[Information supplied]
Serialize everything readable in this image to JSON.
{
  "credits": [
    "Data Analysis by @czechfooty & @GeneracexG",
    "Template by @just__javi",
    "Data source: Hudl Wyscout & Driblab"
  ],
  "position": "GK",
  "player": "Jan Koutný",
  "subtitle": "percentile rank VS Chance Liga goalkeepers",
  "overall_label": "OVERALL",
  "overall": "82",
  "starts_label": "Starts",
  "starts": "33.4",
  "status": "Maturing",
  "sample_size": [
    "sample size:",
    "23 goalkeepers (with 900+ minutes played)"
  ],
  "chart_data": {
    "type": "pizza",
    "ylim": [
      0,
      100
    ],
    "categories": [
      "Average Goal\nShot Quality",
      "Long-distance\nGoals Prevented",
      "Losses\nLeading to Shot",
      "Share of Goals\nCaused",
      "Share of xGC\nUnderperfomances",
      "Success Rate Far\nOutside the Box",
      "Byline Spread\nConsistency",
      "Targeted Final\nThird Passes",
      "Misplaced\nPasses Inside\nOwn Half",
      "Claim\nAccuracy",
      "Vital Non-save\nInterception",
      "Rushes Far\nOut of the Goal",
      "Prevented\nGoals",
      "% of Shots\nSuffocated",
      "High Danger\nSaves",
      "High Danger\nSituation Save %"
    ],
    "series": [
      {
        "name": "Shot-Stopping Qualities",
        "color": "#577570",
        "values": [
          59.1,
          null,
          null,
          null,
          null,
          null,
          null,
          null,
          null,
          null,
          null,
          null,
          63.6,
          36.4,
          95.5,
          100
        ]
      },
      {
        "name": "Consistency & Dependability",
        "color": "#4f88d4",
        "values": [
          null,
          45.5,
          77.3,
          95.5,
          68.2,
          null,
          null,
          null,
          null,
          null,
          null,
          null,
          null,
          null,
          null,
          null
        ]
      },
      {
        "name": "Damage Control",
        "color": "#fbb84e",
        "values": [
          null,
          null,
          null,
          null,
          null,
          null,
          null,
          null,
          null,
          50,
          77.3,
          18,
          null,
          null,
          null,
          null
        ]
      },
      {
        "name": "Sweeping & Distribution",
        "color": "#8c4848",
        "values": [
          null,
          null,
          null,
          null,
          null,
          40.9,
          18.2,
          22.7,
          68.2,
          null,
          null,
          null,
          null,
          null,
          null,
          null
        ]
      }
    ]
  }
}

[Work to complete] Reproduce each entry above exactly, keeping every word.

[Finished answer]
Serialize everything readable in this image to JSON.
{
  "credits": [
    "Data Analysis by @czechfooty & @GeneracexG",
    "Template by @just__javi",
    "Data source: Hudl Wyscout & Driblab"
  ],
  "position": "GK",
  "player": "Jan Koutný",
  "subtitle": "percentile rank VS Chance Liga goalkeepers",
  "overall_label": "OVERALL",
  "overall": "82",
  "starts_label": "Starts",
  "starts": "33.4",
  "status": "Maturing",
  "sample_size": [
    "sample size:",
    "23 goalkeepers (with 900+ minutes played)"
  ],
  "chart_data": {
    "type": "pizza",
    "ylim": [
      0,
      100
    ],
    "categories": [
      "Average Goal\nShot Quality",
      "Long-distance\nGoals Prevented",
      "Losses\nLeading to Shot",
      "Share of Goals\nCaused",
      "Share of xGC\nUnderperfomances",
      "Success Rate Far\nOutside the Box",
      "Byline Spread\nConsistency",
      "Targeted Final\nThird Passes",
      "Misplaced\nPasses Inside\nOwn Half",
      "Claim\nAccuracy",
      "Vital Non-save\nInterception",
      "Rushes Far\nOut of the Goal",
      "Prevented\nGoals",
      "% of Shots\nSuffocated",
      "High Danger\nSaves",
      "High Danger\nSituation Save %"
    ],
    "series": [
      {
        "name": "Shot-Stopping Qualities",
        "color": "#577570",
        "values": [
          59.1,
          null,
          null,
          null,
          null,
          null,
          null,
          null,
          null,
          null,
          null,
          null,
          63.6,
          36.4,
          95.5,
          100
        ]
      },
      {
        "name": "Consistency & Dependability",
        "color": "#4f88d4",
        "values": [
          null,
          45.5,
          77.3,
          95.5,
          68.2,
          null,
          null,
          null,
          null,
          null,
          null,
          null,
          null,
          null,
          null,
          null
        ]
      },
      {
        "name": "Damage Control",
        "color": "#fbb84e",
        "values": [
          null,
          null,
          null,
          null,
          null,
          null,
          null,
          null,
          null,
          50,
          77.3,
          18,
          null,
          null,
          null,
          null
        ]
      },
      {
        "name": "Sweeping & Distribution",
        "color": "#8c4848",
        "values": [
          null,
          null,
          null,
          null,
          null,
          40.9,
          18.2,
          22.7,
          68.2,
          null,
          null,
          null,
          null,
          null,
          null,
          null
        ]
      }
    ]
  }
}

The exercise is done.